**QUOTED PASSAGE**
....
A GamerGate tactic goes mainstream and the mainstream media backs down fast.
When Jim DeMint wanted to dis a TV interviewer’s suggestion that Obamacare has merits as well as flaws, the former senator and tea partyer used a handy putdown: “You can put all that under the category of fake news.”
When conspiracy theorist Alex Jones wanted to deny a CNN report that Ivanka Trump would take over the East Wing offices traditionally occupied by the first lady, he used the same label.
And when a writer for an arch-conservative website needed a putdown for ABC’s chief White House correspondent Jonathan Karl, he reached for the obvious: “fake-news propagandist.”
Fake news has a real meaning — deliberately constructed lies, in the form of news articles, meant to mislead the public. For example: The one falsely claiming that Pope Francis had endorsed Donald Trump, or the one alleging without basis that Hillary Clinton would be indicted just before the election.
But though the term hasn’t been around long, its meaning already is lost. Faster than you could say “Pizzagate,” the label has been co-opted to mean any number of completely different things: Liberal claptrap. Or opinion from left-of-center. Or simply anything in the realm of news that the observer doesn’t like to hear.
“The speed with which the term became polarized and in fact a rhetorical weapon illustrates how efficient the conservative media machine has become,” said George Washington University professor Nikki Usher.
As Jeremy Peters wrote in the New York Times: “Conservative cable and radio personalities, top Republicans and even Mr. Trump himself . . . have appropriated the term and turned it against any news they see as hostile to their agenda.”
So, here’s a modest proposal for the truth-based community.
Let’s get out the hook and pull that baby off stage. Yes: Simply stop using it.
The Alt-Right and conservatives managed to jujitsu the rhetorical term “fake news” so easily because the best rhetoric is rooted in truth. And because it is readily observable that no one reports more false information than the mainstream media, there were far more examples that could be reasonably described as “fake news” to be found in the mainstream media than were being spread around social media by the Right. Ergo, it stuck to them rather than to their targets, and blew up in their faces.
That doesn’t mean the tactic will work every time, only when the truth is more in line with the Right’s use of the rhetorical term than the Left’s. Of course, that will be most of the time, as the shameless dishonesty in this piece demonstrates:
“the label has been co-opted to mean any number of completely different things: Liberal claptrap. Or opinion from left-of-center. Or simply anything in the realm of news that the observer doesn’t like to hear.”
No, it hasn’t, as it was instead applied to mean false information presented as accurate news by the mainstream media. Notice that Left can’t afford to be completely honest even when they are affecting to do so, which is why they will always be vulnerable to rhetorical jujitsu of this sort. And on a tangential note, observe that this is why larping and “mocking” the media by playing along with its narrative is always a mistake, as doing so strengthens their rhetoric and eliminates the possibility of turning it around on them.
If you don’t understand the tactic’s connection to #GamerGate, it is an application of the frequently used GG tactic of taking over enemy hashtags, also known as “all ur hashtag are belong to us”. I even described this specific tactic in modest detail in SJWs Always Lie.
....
**DATA SUPPLIED**
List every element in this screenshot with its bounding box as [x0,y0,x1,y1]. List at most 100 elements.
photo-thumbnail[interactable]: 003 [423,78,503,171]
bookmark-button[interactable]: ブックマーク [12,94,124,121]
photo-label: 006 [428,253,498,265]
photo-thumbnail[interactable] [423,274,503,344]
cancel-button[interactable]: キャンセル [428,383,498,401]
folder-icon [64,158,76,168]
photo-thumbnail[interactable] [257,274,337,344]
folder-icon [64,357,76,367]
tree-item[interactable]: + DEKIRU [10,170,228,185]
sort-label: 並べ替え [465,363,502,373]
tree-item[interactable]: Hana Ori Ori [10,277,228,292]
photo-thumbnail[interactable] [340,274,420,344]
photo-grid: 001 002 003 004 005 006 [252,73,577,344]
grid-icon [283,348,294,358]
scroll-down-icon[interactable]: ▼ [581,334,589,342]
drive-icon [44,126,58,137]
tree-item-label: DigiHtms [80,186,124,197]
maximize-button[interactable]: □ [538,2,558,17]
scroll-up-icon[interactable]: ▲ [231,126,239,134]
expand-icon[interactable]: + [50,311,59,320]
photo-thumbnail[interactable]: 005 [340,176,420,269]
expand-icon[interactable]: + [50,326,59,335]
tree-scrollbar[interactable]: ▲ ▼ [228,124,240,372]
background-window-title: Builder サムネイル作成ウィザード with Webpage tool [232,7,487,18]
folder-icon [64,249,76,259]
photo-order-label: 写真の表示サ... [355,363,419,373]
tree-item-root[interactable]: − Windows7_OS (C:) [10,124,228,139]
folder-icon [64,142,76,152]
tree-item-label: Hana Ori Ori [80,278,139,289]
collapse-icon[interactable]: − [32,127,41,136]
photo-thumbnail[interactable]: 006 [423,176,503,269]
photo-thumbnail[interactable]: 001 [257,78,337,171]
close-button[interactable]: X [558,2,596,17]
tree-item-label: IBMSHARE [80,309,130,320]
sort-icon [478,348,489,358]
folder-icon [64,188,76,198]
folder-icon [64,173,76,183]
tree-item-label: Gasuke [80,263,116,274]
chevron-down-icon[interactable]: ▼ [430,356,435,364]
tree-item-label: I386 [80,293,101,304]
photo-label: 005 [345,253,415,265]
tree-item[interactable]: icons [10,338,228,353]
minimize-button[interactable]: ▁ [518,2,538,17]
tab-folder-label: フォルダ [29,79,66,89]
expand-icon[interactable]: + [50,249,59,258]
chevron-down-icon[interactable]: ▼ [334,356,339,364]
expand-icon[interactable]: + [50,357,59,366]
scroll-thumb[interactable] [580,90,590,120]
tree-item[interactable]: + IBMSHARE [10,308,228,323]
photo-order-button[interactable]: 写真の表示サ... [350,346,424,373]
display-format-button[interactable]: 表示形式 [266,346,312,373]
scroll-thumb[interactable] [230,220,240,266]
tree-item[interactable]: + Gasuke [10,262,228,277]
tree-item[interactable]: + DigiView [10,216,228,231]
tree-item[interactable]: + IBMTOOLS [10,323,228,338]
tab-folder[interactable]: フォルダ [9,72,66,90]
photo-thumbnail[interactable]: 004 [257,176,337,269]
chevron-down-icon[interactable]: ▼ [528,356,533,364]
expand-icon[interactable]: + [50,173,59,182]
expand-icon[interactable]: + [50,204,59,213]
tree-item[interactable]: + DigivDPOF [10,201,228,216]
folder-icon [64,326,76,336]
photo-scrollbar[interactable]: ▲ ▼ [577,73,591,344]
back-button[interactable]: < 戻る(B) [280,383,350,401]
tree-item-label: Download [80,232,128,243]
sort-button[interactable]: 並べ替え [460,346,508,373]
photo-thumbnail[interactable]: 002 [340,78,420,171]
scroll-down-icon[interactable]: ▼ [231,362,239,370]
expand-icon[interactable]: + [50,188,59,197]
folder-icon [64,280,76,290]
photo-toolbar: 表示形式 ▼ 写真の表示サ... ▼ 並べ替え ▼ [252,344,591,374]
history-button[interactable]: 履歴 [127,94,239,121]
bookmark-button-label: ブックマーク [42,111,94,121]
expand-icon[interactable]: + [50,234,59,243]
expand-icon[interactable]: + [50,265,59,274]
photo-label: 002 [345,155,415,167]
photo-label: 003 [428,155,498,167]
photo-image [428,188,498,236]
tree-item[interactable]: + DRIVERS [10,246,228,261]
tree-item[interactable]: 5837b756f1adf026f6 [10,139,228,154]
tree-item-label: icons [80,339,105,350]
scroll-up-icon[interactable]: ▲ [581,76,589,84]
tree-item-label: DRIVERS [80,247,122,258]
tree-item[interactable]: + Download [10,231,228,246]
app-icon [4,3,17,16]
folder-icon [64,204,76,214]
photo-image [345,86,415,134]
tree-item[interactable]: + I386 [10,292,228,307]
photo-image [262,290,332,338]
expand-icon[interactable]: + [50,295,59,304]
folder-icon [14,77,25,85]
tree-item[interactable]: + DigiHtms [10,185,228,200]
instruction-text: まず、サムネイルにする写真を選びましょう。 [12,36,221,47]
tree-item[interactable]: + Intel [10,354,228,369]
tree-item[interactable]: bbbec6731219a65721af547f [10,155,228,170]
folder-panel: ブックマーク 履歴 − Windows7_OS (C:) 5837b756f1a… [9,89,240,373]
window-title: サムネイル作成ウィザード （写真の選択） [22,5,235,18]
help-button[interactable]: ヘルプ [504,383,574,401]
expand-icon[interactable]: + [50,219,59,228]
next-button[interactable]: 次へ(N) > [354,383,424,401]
....
**EXERCISE DIRECTIONS**
Print the part of the commentary on the term "fake news" starting with "As Jeremy Peters" and going on through "the truth-based community.", word for word.

**RESULT FOR THIS TASK**
As Jeremy Peters wrote in the New York Times: “Conservative cable and radio personalities, top Republicans and even Mr. Trump himself . . . have appropriated the term and turned it against any news they see as hostile to their agenda.”
So, here’s a modest proposal for the truth-based community.